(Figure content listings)
--- START ---
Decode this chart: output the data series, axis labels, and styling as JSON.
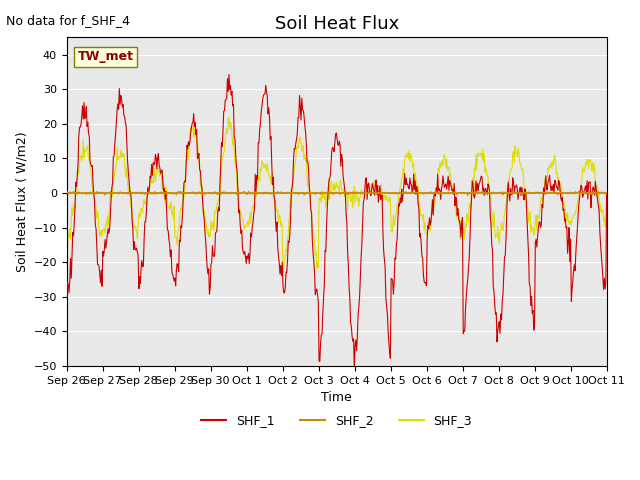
{
  "title": "Soil Heat Flux",
  "ylabel": "Soil Heat Flux ( W/m2)",
  "xlabel": "Time",
  "note": "No data for f_SHF_4",
  "station_label": "TW_met",
  "ylim": [
    -50,
    45
  ],
  "yticks": [
    -50,
    -40,
    -30,
    -20,
    -10,
    0,
    10,
    20,
    30,
    40
  ],
  "xtick_labels": [
    "Sep 26",
    "Sep 27",
    "Sep 28",
    "Sep 29",
    "Sep 30",
    "Oct 1",
    "Oct 2",
    "Oct 3",
    "Oct 4",
    "Oct 5",
    "Oct 6",
    "Oct 7",
    "Oct 8",
    "Oct 9",
    "Oct 10",
    "Oct 11"
  ],
  "color_SHF1": "#cc0000",
  "color_SHF2": "#cc8800",
  "color_SHF3": "#dddd00",
  "background_color": "#e8e8e8",
  "hline_color": "#cc8800",
  "legend_labels": [
    "SHF_1",
    "SHF_2",
    "SHF_3"
  ],
  "title_fontsize": 13,
  "note_fontsize": 9,
  "label_fontsize": 9,
  "tick_fontsize": 8
}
--- END ---
• What you have to do: Answer only with how many lines in the records include "Heat".

• The reply: 2